»»

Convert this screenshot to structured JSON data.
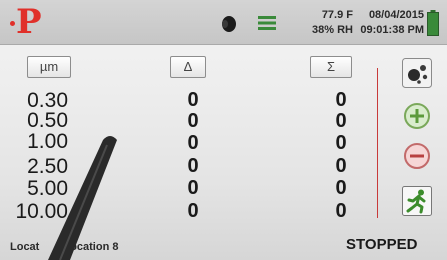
{
  "header": {
    "logo_char": "P",
    "temperature": "77.9 F",
    "humidity": "38% RH",
    "date": "08/04/2015",
    "time": "09:01:38 PM",
    "icons": [
      "speaker-icon",
      "menu-icon",
      "battery-icon"
    ]
  },
  "table": {
    "columns": {
      "size": "µm",
      "delta": "Δ",
      "sum": "Σ"
    },
    "rows": [
      {
        "size": "0.30",
        "delta": "0",
        "sum": "0"
      },
      {
        "size": "0.50",
        "delta": "0",
        "sum": "0"
      },
      {
        "size": "1.00",
        "delta": "0",
        "sum": "0"
      },
      {
        "size": "2.50",
        "delta": "0",
        "sum": "0"
      },
      {
        "size": "5.00",
        "delta": "0",
        "sum": "0"
      },
      {
        "size": "10.00",
        "delta": "0",
        "sum": "0"
      }
    ]
  },
  "sidebar": {
    "buttons": [
      "particles-icon",
      "zoom-in-icon",
      "zoom-out-icon",
      "run-icon"
    ]
  },
  "status": {
    "location_prefix": "Locat",
    "location": "Location 8",
    "state": "STOPPED"
  },
  "colors": {
    "accent_red": "#e0302a",
    "battery_green": "#3a8a3a",
    "run_green": "#3c8c2c"
  }
}
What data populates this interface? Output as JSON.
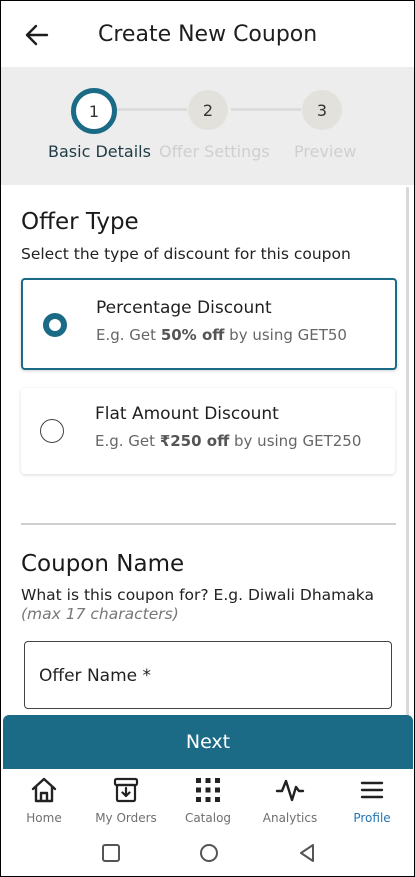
{
  "header": {
    "title": "Create New Coupon",
    "back_icon": "arrow-left-icon"
  },
  "stepper": {
    "steps": [
      {
        "number": "1",
        "label": "Basic Details",
        "active": true
      },
      {
        "number": "2",
        "label": "Offer Settings",
        "active": false
      },
      {
        "number": "3",
        "label": "Preview",
        "active": false
      }
    ]
  },
  "offer_type": {
    "title": "Offer Type",
    "description": "Select the type of discount for this coupon",
    "options": [
      {
        "title": "Percentage Discount",
        "sub_prefix": "E.g. Get ",
        "sub_bold": "50% off",
        "sub_suffix": " by using GET50",
        "selected": true
      },
      {
        "title": "Flat Amount Discount",
        "sub_prefix": "E.g. Get ",
        "sub_bold": "₹250 off",
        "sub_suffix": " by using GET250",
        "selected": false
      }
    ]
  },
  "coupon_name": {
    "title": "Coupon Name",
    "description": "What is this coupon for? E.g. Diwali Dhamaka ",
    "hint": "(max 17 characters)",
    "input_label": "Offer Name *"
  },
  "next_button": {
    "label": "Next"
  },
  "bottom_nav": {
    "items": [
      {
        "label": "Home",
        "icon": "home-icon",
        "active": false
      },
      {
        "label": "My Orders",
        "icon": "orders-box-icon",
        "active": false
      },
      {
        "label": "Catalog",
        "icon": "grid-dots-icon",
        "active": false
      },
      {
        "label": "Analytics",
        "icon": "pulse-chart-icon",
        "active": false
      },
      {
        "label": "Profile",
        "icon": "menu-lines-icon",
        "active": true
      }
    ]
  },
  "system_nav": {
    "recents_icon": "square-icon",
    "home_icon": "circle-icon",
    "back_icon": "triangle-back-icon"
  },
  "colors": {
    "primary": "#1c6b86",
    "active_nav": "#2476b5",
    "stepper_bg": "#ededed"
  }
}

««

Your copy should hold every record word for word and none of the pictures.

Convert this screenshot to structured JSON data.
{
  "header": {
    "logo_char": "P",
    "temperature": "77.9 F",
    "humidity": "38% RH",
    "date": "08/04/2015",
    "time": "09:01:38 PM",
    "icons": [
      "speaker-icon",
      "menu-icon",
      "battery-icon"
    ]
  },
  "table": {
    "columns": {
      "size": "µm",
      "delta": "Δ",
      "sum": "Σ"
    },
    "rows": [
      {
        "size": "0.30",
        "delta": "0",
        "sum": "0"
      },
      {
        "size": "0.50",
        "delta": "0",
        "sum": "0"
      },
      {
        "size": "1.00",
        "delta": "0",
        "sum": "0"
      },
      {
        "size": "2.50",
        "delta": "0",
        "sum": "0"
      },
      {
        "size": "5.00",
        "delta": "0",
        "sum": "0"
      },
      {
        "size": "10.00",
        "delta": "0",
        "sum": "0"
      }
    ]
  },
  "sidebar": {
    "buttons": [
      "particles-icon",
      "zoom-in-icon",
      "zoom-out-icon",
      "run-icon"
    ]
  },
  "status": {
    "location_prefix": "Locat",
    "location": "Location 8",
    "state": "STOPPED"
  },
  "colors": {
    "accent_red": "#e0302a",
    "battery_green": "#3a8a3a",
    "run_green": "#3c8c2c"
  }
}
What data populates this interface? Output as JSON.
{
  "header": {
    "title": "Create New Coupon",
    "back_icon": "arrow-left-icon"
  },
  "stepper": {
    "steps": [
      {
        "number": "1",
        "label": "Basic Details",
        "active": true
      },
      {
        "number": "2",
        "label": "Offer Settings",
        "active": false
      },
      {
        "number": "3",
        "label": "Preview",
        "active": false
      }
    ]
  },
  "offer_type": {
    "title": "Offer Type",
    "description": "Select the type of discount for this coupon",
    "options": [
      {
        "title": "Percentage Discount",
        "sub_prefix": "E.g. Get ",
        "sub_bold": "50% off",
        "sub_suffix": " by using GET50",
        "selected": true
      },
      {
        "title": "Flat Amount Discount",
        "sub_prefix": "E.g. Get ",
        "sub_bold": "₹250 off",
        "sub_suffix": " by using GET250",
        "selected": false
      }
    ]
  },
  "coupon_name": {
    "title": "Coupon Name",
    "description": "What is this coupon for? E.g. Diwali Dhamaka ",
    "hint": "(max 17 characters)",
    "input_label": "Offer Name *"
  },
  "next_button": {
    "label": "Next"
  },
  "bottom_nav": {
    "items": [
      {
        "label": "Home",
        "icon": "home-icon",
        "active": false
      },
      {
        "label": "My Orders",
        "icon": "orders-box-icon",
        "active": false
      },
      {
        "label": "Catalog",
        "icon": "grid-dots-icon",
        "active": false
      },
      {
        "label": "Analytics",
        "icon": "pulse-chart-icon",
        "active": false
      },
      {
        "label": "Profile",
        "icon": "menu-lines-icon",
        "active": true
      }
    ]
  },
  "system_nav": {
    "recents_icon": "square-icon",
    "home_icon": "circle-icon",
    "back_icon": "triangle-back-icon"
  },
  "colors": {
    "primary": "#1c6b86",
    "active_nav": "#2476b5",
    "stepper_bg": "#ededed"
  }
}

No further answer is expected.